Task directions
Every line below should be repeated exactly.

Data shown

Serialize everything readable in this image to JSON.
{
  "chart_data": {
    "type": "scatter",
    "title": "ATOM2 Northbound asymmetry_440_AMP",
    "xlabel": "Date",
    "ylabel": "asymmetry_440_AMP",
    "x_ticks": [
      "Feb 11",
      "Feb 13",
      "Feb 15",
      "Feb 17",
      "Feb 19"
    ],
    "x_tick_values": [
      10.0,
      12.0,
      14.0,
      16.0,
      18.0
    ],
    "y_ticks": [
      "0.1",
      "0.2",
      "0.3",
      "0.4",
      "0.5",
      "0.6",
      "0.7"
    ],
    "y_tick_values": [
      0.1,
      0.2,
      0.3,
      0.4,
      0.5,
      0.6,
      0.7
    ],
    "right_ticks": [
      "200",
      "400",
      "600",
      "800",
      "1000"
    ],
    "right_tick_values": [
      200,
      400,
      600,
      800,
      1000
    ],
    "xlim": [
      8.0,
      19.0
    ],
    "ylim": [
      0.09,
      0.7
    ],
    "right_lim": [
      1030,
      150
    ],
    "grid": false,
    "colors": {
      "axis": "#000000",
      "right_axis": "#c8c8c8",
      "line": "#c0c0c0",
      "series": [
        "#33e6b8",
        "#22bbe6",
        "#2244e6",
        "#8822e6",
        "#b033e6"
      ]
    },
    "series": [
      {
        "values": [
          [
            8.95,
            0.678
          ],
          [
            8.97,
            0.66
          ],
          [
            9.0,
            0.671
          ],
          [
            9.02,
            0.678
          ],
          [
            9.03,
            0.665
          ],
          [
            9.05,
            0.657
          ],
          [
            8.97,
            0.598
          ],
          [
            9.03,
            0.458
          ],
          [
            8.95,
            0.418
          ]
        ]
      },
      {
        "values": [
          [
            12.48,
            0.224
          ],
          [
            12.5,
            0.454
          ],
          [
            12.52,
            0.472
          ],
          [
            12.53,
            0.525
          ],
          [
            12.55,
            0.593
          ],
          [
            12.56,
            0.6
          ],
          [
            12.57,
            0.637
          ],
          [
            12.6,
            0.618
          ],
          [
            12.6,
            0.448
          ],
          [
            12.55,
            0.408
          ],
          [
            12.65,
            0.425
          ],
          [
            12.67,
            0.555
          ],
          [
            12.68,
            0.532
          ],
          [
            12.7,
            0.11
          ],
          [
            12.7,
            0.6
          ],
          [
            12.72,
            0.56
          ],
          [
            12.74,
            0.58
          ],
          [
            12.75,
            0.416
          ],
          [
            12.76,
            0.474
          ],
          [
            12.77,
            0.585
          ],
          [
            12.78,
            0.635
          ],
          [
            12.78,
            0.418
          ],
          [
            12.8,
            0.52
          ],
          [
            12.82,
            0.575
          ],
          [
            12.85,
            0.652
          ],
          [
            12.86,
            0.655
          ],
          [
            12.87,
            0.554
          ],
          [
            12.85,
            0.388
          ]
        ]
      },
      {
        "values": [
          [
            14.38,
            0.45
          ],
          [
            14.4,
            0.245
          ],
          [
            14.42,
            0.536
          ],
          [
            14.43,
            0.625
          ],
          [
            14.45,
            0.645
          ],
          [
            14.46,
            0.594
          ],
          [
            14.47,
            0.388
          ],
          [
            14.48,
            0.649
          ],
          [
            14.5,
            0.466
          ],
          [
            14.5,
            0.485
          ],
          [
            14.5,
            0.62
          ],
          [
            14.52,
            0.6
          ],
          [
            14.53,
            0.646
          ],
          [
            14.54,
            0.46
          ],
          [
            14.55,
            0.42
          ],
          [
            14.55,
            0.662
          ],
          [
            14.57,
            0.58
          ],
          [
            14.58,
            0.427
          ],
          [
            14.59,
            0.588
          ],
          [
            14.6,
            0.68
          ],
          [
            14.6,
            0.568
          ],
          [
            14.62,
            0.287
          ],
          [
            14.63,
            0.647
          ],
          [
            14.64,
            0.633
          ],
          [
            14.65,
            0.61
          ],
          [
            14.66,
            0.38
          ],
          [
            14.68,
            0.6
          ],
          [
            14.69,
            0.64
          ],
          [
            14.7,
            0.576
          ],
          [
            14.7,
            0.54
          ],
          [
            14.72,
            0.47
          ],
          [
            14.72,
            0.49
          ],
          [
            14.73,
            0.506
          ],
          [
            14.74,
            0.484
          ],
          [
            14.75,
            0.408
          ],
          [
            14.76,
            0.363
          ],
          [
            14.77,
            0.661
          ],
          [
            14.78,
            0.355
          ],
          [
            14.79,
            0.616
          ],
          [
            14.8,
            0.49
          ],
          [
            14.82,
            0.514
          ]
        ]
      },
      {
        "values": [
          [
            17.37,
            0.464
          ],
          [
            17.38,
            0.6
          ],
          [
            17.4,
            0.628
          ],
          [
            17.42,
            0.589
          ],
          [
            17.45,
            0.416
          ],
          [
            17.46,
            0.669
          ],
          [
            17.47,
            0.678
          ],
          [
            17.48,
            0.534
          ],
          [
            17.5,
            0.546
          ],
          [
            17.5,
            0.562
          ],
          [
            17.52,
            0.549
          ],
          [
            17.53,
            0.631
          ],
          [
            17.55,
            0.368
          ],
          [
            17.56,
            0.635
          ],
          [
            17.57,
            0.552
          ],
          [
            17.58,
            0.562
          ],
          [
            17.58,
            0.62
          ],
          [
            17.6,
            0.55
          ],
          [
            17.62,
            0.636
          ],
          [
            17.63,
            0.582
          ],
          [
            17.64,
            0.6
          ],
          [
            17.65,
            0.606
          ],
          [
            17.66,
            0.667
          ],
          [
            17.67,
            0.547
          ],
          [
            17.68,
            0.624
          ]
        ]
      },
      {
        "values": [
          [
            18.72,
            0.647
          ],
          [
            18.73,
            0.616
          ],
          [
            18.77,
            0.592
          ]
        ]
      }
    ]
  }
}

Complete output
Serialize everything readable in this image to JSON.
{
  "chart_data": {
    "type": "scatter",
    "title": "ATOM2 Northbound asymmetry_440_AMP",
    "xlabel": "Date",
    "ylabel": "asymmetry_440_AMP",
    "x_ticks": [
      "Feb 11",
      "Feb 13",
      "Feb 15",
      "Feb 17",
      "Feb 19"
    ],
    "x_tick_values": [
      10.0,
      12.0,
      14.0,
      16.0,
      18.0
    ],
    "y_ticks": [
      "0.1",
      "0.2",
      "0.3",
      "0.4",
      "0.5",
      "0.6",
      "0.7"
    ],
    "y_tick_values": [
      0.1,
      0.2,
      0.3,
      0.4,
      0.5,
      0.6,
      0.7
    ],
    "right_ticks": [
      "200",
      "400",
      "600",
      "800",
      "1000"
    ],
    "right_tick_values": [
      200,
      400,
      600,
      800,
      1000
    ],
    "xlim": [
      8.0,
      19.0
    ],
    "ylim": [
      0.09,
      0.7
    ],
    "right_lim": [
      1030,
      150
    ],
    "grid": false,
    "colors": {
      "axis": "#000000",
      "right_axis": "#c8c8c8",
      "line": "#c0c0c0",
      "series": [
        "#33e6b8",
        "#22bbe6",
        "#2244e6",
        "#8822e6",
        "#b033e6"
      ]
    },
    "series": [
      {
        "values": [
          [
            8.95,
            0.678
          ],
          [
            8.97,
            0.66
          ],
          [
            9.0,
            0.671
          ],
          [
            9.02,
            0.678
          ],
          [
            9.03,
            0.665
          ],
          [
            9.05,
            0.657
          ],
          [
            8.97,
            0.598
          ],
          [
            9.03,
            0.458
          ],
          [
            8.95,
            0.418
          ]
        ]
      },
      {
        "values": [
          [
            12.48,
            0.224
          ],
          [
            12.5,
            0.454
          ],
          [
            12.52,
            0.472
          ],
          [
            12.53,
            0.525
          ],
          [
            12.55,
            0.593
          ],
          [
            12.56,
            0.6
          ],
          [
            12.57,
            0.637
          ],
          [
            12.6,
            0.618
          ],
          [
            12.6,
            0.448
          ],
          [
            12.55,
            0.408
          ],
          [
            12.65,
            0.425
          ],
          [
            12.67,
            0.555
          ],
          [
            12.68,
            0.532
          ],
          [
            12.7,
            0.11
          ],
          [
            12.7,
            0.6
          ],
          [
            12.72,
            0.56
          ],
          [
            12.74,
            0.58
          ],
          [
            12.75,
            0.416
          ],
          [
            12.76,
            0.474
          ],
          [
            12.77,
            0.585
          ],
          [
            12.78,
            0.635
          ],
          [
            12.78,
            0.418
          ],
          [
            12.8,
            0.52
          ],
          [
            12.82,
            0.575
          ],
          [
            12.85,
            0.652
          ],
          [
            12.86,
            0.655
          ],
          [
            12.87,
            0.554
          ],
          [
            12.85,
            0.388
          ]
        ]
      },
      {
        "values": [
          [
            14.38,
            0.45
          ],
          [
            14.4,
            0.245
          ],
          [
            14.42,
            0.536
          ],
          [
            14.43,
            0.625
          ],
          [
            14.45,
            0.645
          ],
          [
            14.46,
            0.594
          ],
          [
            14.47,
            0.388
          ],
          [
            14.48,
            0.649
          ],
          [
            14.5,
            0.466
          ],
          [
            14.5,
            0.485
          ],
          [
            14.5,
            0.62
          ],
          [
            14.52,
            0.6
          ],
          [
            14.53,
            0.646
          ],
          [
            14.54,
            0.46
          ],
          [
            14.55,
            0.42
          ],
          [
            14.55,
            0.662
          ],
          [
            14.57,
            0.58
          ],
          [
            14.58,
            0.427
          ],
          [
            14.59,
            0.588
          ],
          [
            14.6,
            0.68
          ],
          [
            14.6,
            0.568
          ],
          [
            14.62,
            0.287
          ],
          [
            14.63,
            0.647
          ],
          [
            14.64,
            0.633
          ],
          [
            14.65,
            0.61
          ],
          [
            14.66,
            0.38
          ],
          [
            14.68,
            0.6
          ],
          [
            14.69,
            0.64
          ],
          [
            14.7,
            0.576
          ],
          [
            14.7,
            0.54
          ],
          [
            14.72,
            0.47
          ],
          [
            14.72,
            0.49
          ],
          [
            14.73,
            0.506
          ],
          [
            14.74,
            0.484
          ],
          [
            14.75,
            0.408
          ],
          [
            14.76,
            0.363
          ],
          [
            14.77,
            0.661
          ],
          [
            14.78,
            0.355
          ],
          [
            14.79,
            0.616
          ],
          [
            14.8,
            0.49
          ],
          [
            14.82,
            0.514
          ]
        ]
      },
      {
        "values": [
          [
            17.37,
            0.464
          ],
          [
            17.38,
            0.6
          ],
          [
            17.4,
            0.628
          ],
          [
            17.42,
            0.589
          ],
          [
            17.45,
            0.416
          ],
          [
            17.46,
            0.669
          ],
          [
            17.47,
            0.678
          ],
          [
            17.48,
            0.534
          ],
          [
            17.5,
            0.546
          ],
          [
            17.5,
            0.562
          ],
          [
            17.52,
            0.549
          ],
          [
            17.53,
            0.631
          ],
          [
            17.55,
            0.368
          ],
          [
            17.56,
            0.635
          ],
          [
            17.57,
            0.552
          ],
          [
            17.58,
            0.562
          ],
          [
            17.58,
            0.62
          ],
          [
            17.6,
            0.55
          ],
          [
            17.62,
            0.636
          ],
          [
            17.63,
            0.582
          ],
          [
            17.64,
            0.6
          ],
          [
            17.65,
            0.606
          ],
          [
            17.66,
            0.667
          ],
          [
            17.67,
            0.547
          ],
          [
            17.68,
            0.624
          ]
        ]
      },
      {
        "values": [
          [
            18.72,
            0.647
          ],
          [
            18.73,
            0.616
          ],
          [
            18.77,
            0.592
          ]
        ]
      }
    ]
  }
}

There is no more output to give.